■ **Stated exercise**:
Restate the listing that follows word for word, without its pictures.

────────────────

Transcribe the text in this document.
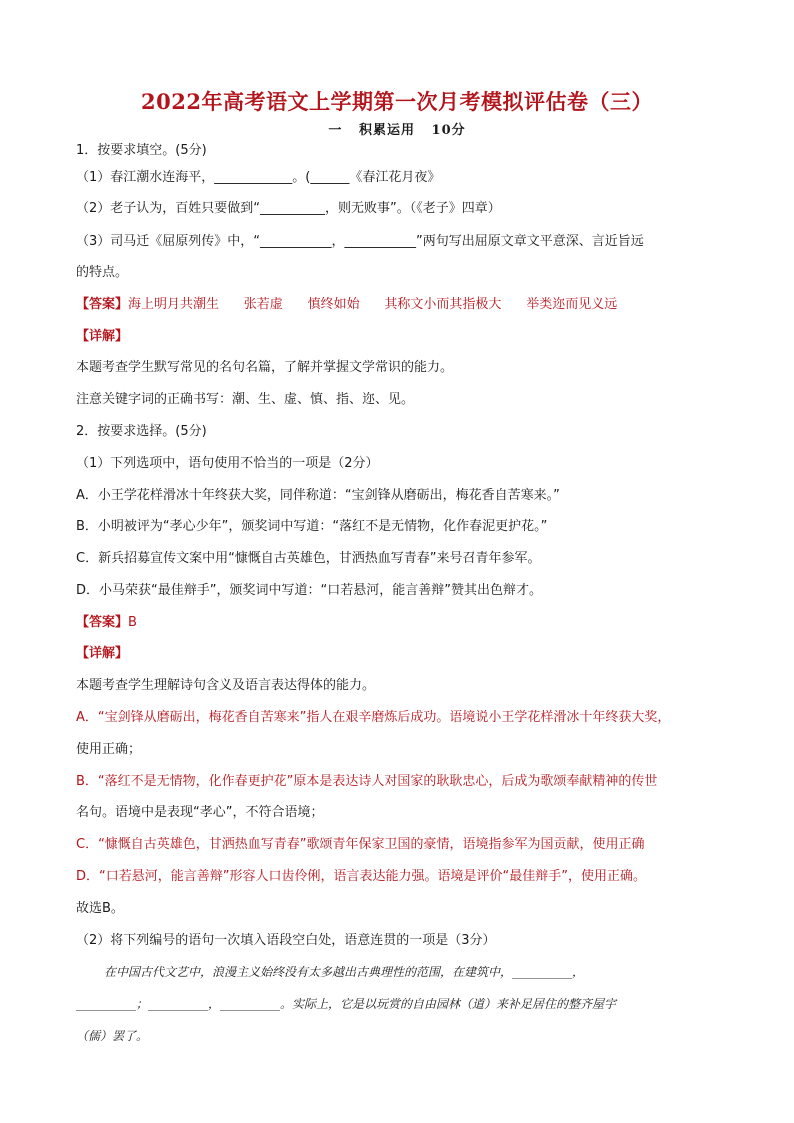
2022年高考语文上学期第一次月考模拟评估卷（三）
一   积累运用   10分
1．按要求填空。(5分)
（1）春江潮水连海平，____________。(______《春江花月夜》
（2）老子认为，百姓只要做到“__________，则无败事”。（《老子》四章）
（3）司马迁《屈原列传》中，“___________，___________”两句写出屈原文章文平意深、言近旨远
的特点。
【答案】海上明月共潮生      张若虚      慎终如始      其称文小而其指极大      举类迩而见义远
【详解】
本题考查学生默写常见的名句名篇，了解并掌握文学常识的能力。
注意关键字词的正确书写：潮、生、虚、慎、指、迩、见。
2．按要求选择。(5分)
（1）下列选项中，语句使用不恰当的一项是（2分）
A．小王学花样滑冰十年终获大奖，同伴称道：“宝剑锋从磨砺出，梅花香自苦寒来。”
B．小明被评为“孝心少年”，颁奖词中写道：“落红不是无情物，化作春泥更护花。”
C．新兵招募宣传文案中用“慷慨自古英雄色，甘洒热血写青春”来号召青年参军。
D．小马荣获“最佳辩手”，颁奖词中写道：“口若悬河，能言善辩”赞其出色辩才。
【答案】B
【详解】
本题考查学生理解诗句含义及语言表达得体的能力。
A．“宝剑锋从磨砺出，梅花香自苦寒来”指人在艰辛磨炼后成功。语境说小王学花样滑冰十年终获大奖，
使用正确；
B．“落红不是无情物，化作春更护花”原本是表达诗人对国家的耿耿忠心，后成为歌颂奉献精神的传世
名句。语境中是表现“孝心”，不符合语境；
C．“慷慨自古英雄色，甘洒热血写青春”歌颂青年保家卫国的豪情，语境指参军为国贡献，使用正确
D．“口若悬河，能言善辩”形容人口齿伶俐，语言表达能力强。语境是评价“最佳辩手”，使用正确。
故选B。
（2）将下列编号的语句一次填入语段空白处，语意连贯的一项是（3分）
在中国古代文艺中，浪漫主义始终没有太多越出古典理性的范围，在建筑中，__________，
__________；__________，__________。实际上，它是以玩赏的自由园林（道）来补足居住的整齐屋宇
（儒）罢了。
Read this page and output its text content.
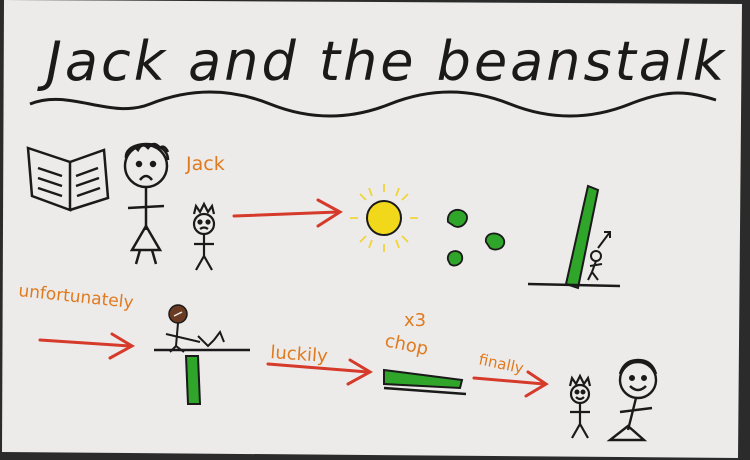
Jack and the beanstalk
Jack
unfortunately
luckily	chop
x3
finally
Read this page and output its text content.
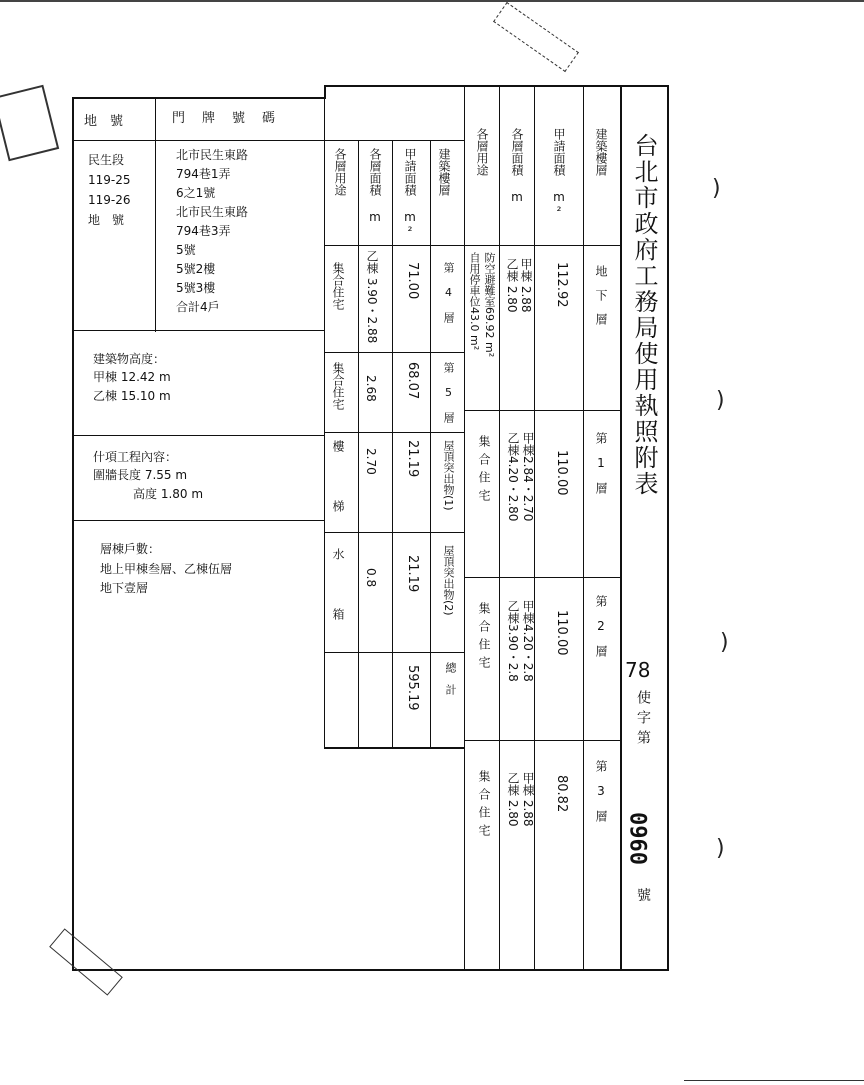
台北市政府工務局使用執照附表
78
使字第
0960
號
地　號	門　牌　號　碼
民生段
119-25
119-26
地　號
北市民生東路
794巷1弄
6之1號
北市民生東路
794巷3弄
5號
5號2樓
5號3樓
合計4戶
建築物高度：
甲棟 12.42 m
乙棟 15.10 m
什項工程內容：
圍牆長度 7.55 m
高度 1.80 m
層棟戶數：
地上甲棟叁層、乙棟伍層
地下壹層
建築樓層
甲請面積 m²
各層面積 m
各層用途
第 4 層
71.00
乙棟 3.90・2.88
集合住宅
第 5 層
68.07
2.68
集合住宅
屋頂突出物(1)
21.19
2.70
樓　梯
屋頂突出物(2)
21.19
0.8
水　箱
總　計
595.19
建築樓層
甲請面積 m²
各層面積 m
各層用途
地　下　層
112.92
甲棟 2.88
乙棟 2.80
防空避難室69.92 m²
自用停車位43.0 m²
第　1　層
110.00
甲棟2.84・2.70
乙棟4.20・2.80
集合住宅
第　2　層
110.00
甲棟4.20・2.8
乙棟3.90・2.8
集合住宅
第　3　層
80.82
甲棟 2.88
乙棟 2.80
集合住宅
)
)
)
)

────────────────

■ **Result of this task**:
Transcribe the text in this document.
2022年高考语文上学期第一次月考模拟评估卷（三）
一   积累运用   10分
1．按要求填空。(5分)
（1）春江潮水连海平，____________。(______《春江花月夜》
（2）老子认为，百姓只要做到“__________，则无败事”。（《老子》四章）
（3）司马迁《屈原列传》中，“___________，___________”两句写出屈原文章文平意深、言近旨远
的特点。
【答案】海上明月共潮生      张若虚      慎终如始      其称文小而其指极大      举类迩而见义远
【详解】
本题考查学生默写常见的名句名篇，了解并掌握文学常识的能力。
注意关键字词的正确书写：潮、生、虚、慎、指、迩、见。
2．按要求选择。(5分)
（1）下列选项中，语句使用不恰当的一项是（2分）
A．小王学花样滑冰十年终获大奖，同伴称道：“宝剑锋从磨砺出，梅花香自苦寒来。”
B．小明被评为“孝心少年”，颁奖词中写道：“落红不是无情物，化作春泥更护花。”
C．新兵招募宣传文案中用“慷慨自古英雄色，甘洒热血写青春”来号召青年参军。
D．小马荣获“最佳辩手”，颁奖词中写道：“口若悬河，能言善辩”赞其出色辩才。
【答案】B
【详解】
本题考查学生理解诗句含义及语言表达得体的能力。
A．“宝剑锋从磨砺出，梅花香自苦寒来”指人在艰辛磨炼后成功。语境说小王学花样滑冰十年终获大奖，
使用正确；
B．“落红不是无情物，化作春更护花”原本是表达诗人对国家的耿耿忠心，后成为歌颂奉献精神的传世
名句。语境中是表现“孝心”，不符合语境；
C．“慷慨自古英雄色，甘洒热血写青春”歌颂青年保家卫国的豪情，语境指参军为国贡献，使用正确
D．“口若悬河，能言善辩”形容人口齿伶俐，语言表达能力强。语境是评价“最佳辩手”，使用正确。
故选B。
（2）将下列编号的语句一次填入语段空白处，语意连贯的一项是（3分）
在中国古代文艺中，浪漫主义始终没有太多越出古典理性的范围，在建筑中，__________，
__________；__________，__________。实际上，它是以玩赏的自由园林（道）来补足居住的整齐屋宇
（儒）罢了。
Read this page and output its text content.
Jack and the beanstalk
Jack
unfortunately
luckily	chop
x3
finally
Read this page and output its text content.
台北市政府工務局使用執照附表
78
使字第
0960
號
地　號	門　牌　號　碼
民生段
119-25
119-26
地　號
北市民生東路
794巷1弄
6之1號
北市民生東路
794巷3弄
5號
5號2樓
5號3樓
合計4戶
建築物高度：
甲棟 12.42 m
乙棟 15.10 m
什項工程內容：
圍牆長度 7.55 m
高度 1.80 m
層棟戶數：
地上甲棟叁層、乙棟伍層
地下壹層
建築樓層
甲請面積 m²
各層面積 m
各層用途
第 4 層
71.00
乙棟 3.90・2.88
集合住宅
第 5 層
68.07
2.68
集合住宅
屋頂突出物(1)
21.19
2.70
樓　梯
屋頂突出物(2)
21.19
0.8
水　箱
總　計
595.19
建築樓層
甲請面積 m²
各層面積 m
各層用途
地　下　層
112.92
甲棟 2.88
乙棟 2.80
防空避難室69.92 m²
自用停車位43.0 m²
第　1　層
110.00
甲棟2.84・2.70
乙棟4.20・2.80
集合住宅
第　2　層
110.00
甲棟4.20・2.8
乙棟3.90・2.8
集合住宅
第　3　層
80.82
甲棟 2.88
乙棟 2.80
集合住宅
)
)
)
)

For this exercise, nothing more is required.